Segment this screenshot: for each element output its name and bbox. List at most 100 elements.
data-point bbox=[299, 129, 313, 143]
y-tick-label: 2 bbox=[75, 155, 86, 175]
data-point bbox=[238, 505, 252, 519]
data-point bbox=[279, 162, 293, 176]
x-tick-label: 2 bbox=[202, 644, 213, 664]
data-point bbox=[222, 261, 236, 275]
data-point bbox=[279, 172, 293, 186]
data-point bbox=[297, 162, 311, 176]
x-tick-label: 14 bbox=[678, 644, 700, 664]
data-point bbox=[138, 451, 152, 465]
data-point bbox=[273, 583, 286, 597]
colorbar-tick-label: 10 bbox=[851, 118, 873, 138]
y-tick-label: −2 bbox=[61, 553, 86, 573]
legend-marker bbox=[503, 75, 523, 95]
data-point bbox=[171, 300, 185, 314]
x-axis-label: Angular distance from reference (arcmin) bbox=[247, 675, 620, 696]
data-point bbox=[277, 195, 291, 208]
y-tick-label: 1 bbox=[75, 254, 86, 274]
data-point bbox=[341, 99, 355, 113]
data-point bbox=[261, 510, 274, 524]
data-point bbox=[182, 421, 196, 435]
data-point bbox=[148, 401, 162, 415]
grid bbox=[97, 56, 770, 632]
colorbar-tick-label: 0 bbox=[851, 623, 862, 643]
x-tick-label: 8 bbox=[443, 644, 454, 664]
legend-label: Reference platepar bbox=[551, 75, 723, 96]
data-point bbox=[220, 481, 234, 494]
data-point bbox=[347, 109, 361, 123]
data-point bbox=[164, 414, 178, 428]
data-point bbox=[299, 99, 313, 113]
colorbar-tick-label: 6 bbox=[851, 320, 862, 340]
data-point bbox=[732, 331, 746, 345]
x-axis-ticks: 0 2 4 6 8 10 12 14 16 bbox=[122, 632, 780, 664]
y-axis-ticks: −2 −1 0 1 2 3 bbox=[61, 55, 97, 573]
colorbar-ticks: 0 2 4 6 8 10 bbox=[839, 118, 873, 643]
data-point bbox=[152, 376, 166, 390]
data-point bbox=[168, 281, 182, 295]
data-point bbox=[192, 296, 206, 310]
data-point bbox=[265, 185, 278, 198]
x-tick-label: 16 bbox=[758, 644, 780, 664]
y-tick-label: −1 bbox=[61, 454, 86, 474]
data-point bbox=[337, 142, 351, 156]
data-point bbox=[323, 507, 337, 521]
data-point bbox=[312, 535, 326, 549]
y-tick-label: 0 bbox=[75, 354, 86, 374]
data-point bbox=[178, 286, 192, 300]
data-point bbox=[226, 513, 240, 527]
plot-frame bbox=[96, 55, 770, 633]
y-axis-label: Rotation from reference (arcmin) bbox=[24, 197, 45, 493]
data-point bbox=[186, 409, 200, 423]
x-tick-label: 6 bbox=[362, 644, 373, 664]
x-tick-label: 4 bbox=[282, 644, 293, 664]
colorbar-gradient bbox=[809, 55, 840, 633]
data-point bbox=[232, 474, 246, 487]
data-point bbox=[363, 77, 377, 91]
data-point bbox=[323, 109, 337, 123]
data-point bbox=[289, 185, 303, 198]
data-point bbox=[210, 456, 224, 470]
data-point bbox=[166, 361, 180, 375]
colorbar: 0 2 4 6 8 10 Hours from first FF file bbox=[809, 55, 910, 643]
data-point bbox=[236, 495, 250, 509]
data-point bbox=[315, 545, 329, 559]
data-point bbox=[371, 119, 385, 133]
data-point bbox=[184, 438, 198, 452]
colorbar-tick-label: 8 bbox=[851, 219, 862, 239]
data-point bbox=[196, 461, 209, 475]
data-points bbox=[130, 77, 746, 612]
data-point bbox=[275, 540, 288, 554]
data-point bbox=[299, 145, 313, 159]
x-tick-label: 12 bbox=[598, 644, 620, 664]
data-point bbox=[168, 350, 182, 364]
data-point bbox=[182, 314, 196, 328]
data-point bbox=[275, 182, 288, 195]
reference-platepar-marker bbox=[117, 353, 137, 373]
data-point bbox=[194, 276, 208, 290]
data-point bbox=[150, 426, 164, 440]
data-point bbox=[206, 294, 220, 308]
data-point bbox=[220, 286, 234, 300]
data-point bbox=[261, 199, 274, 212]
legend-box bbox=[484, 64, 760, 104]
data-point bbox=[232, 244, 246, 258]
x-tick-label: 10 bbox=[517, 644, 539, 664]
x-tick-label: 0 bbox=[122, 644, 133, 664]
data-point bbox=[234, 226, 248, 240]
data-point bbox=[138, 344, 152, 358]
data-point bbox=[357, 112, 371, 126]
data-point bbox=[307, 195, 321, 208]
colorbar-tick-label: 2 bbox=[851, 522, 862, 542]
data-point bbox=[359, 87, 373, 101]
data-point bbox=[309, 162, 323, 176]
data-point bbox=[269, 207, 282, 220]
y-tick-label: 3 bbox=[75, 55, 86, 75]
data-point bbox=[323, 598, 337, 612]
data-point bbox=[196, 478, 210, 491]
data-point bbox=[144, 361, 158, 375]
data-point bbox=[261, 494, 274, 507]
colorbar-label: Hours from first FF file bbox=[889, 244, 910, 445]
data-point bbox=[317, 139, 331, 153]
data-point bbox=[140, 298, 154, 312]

★ ★ ★ ★ ★

* [Task instructions]:
Retype the lines from the first one down to the line containing "colorbar-tick-label: 10 bbox=[851, 118, 873, 138]", keeping both ends.

* [Written response]:
Segment this screenshot: for each element output its name and bbox. List at most 100 elements.
data-point bbox=[299, 129, 313, 143]
y-tick-label: 2 bbox=[75, 155, 86, 175]
data-point bbox=[238, 505, 252, 519]
data-point bbox=[279, 162, 293, 176]
x-tick-label: 2 bbox=[202, 644, 213, 664]
data-point bbox=[222, 261, 236, 275]
data-point bbox=[279, 172, 293, 186]
data-point bbox=[297, 162, 311, 176]
x-tick-label: 14 bbox=[678, 644, 700, 664]
data-point bbox=[138, 451, 152, 465]
data-point bbox=[273, 583, 286, 597]
colorbar-tick-label: 10 bbox=[851, 118, 873, 138]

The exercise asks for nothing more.